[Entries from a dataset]
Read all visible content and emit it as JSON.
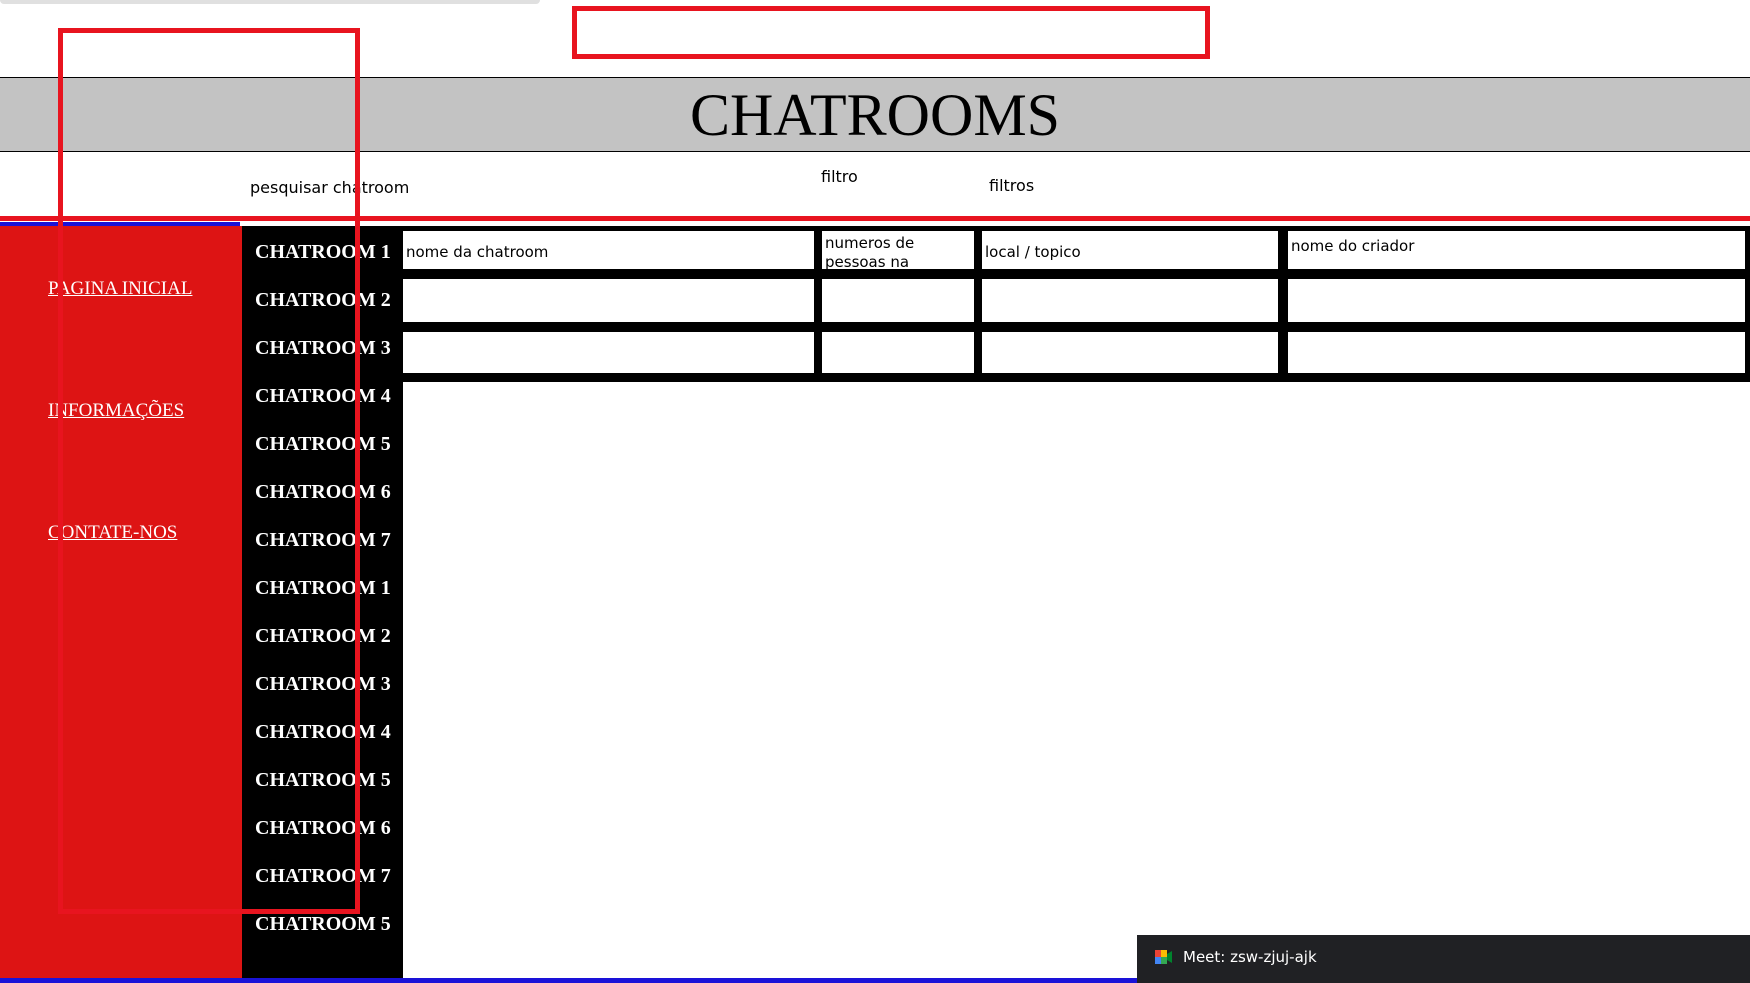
{
  "header": {
    "title": "CHATROOMS",
    "search_label": "pesquisar chatroom",
    "filtro_label": "filtro",
    "filtros_label": "filtros"
  },
  "sidebar": {
    "items": [
      {
        "label": "PAGINA INICIAL"
      },
      {
        "label": "INFORMAÇÕES"
      },
      {
        "label": "CONTATE-NOS"
      }
    ]
  },
  "rooms": [
    "CHATROOM 1",
    "CHATROOM 2",
    "CHATROOM 3",
    "CHATROOM 4",
    "CHATROOM 5",
    "CHATROOM 6",
    "CHATROOM 7",
    "CHATROOM 1",
    "CHATROOM 2",
    "CHATROOM 3",
    "CHATROOM 4",
    "CHATROOM 5",
    "CHATROOM 6",
    "CHATROOM 7",
    "CHATROOM 5"
  ],
  "table": {
    "headers": [
      "nome da chatroom",
      "numeros de pessoas na chatroom",
      "local / topico",
      "nome do criador"
    ]
  },
  "notification": {
    "text": "Meet: zsw-zjuj-ajk",
    "icon": "google-meet-icon"
  },
  "colors": {
    "sidebar": "#dd1414",
    "room_column": "#000000",
    "header_band": "#c3c3c3",
    "accent_line": "#e8141f",
    "blue_line": "#1a12d8",
    "annotation": "#e8141f"
  }
}
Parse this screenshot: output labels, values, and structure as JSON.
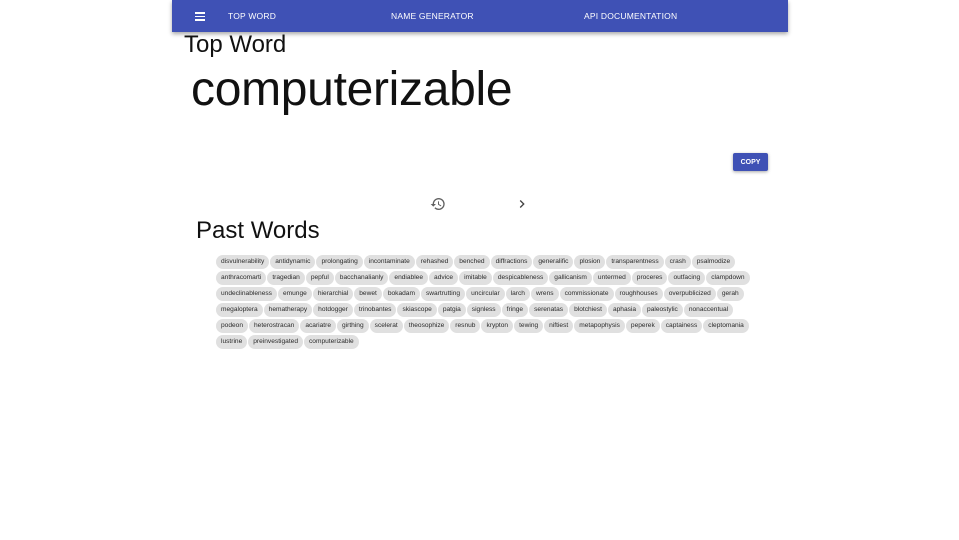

■ **Exercise goal**
Tell how many lines of the data include the word "JSON", and nothing else.

■ **Task response**
2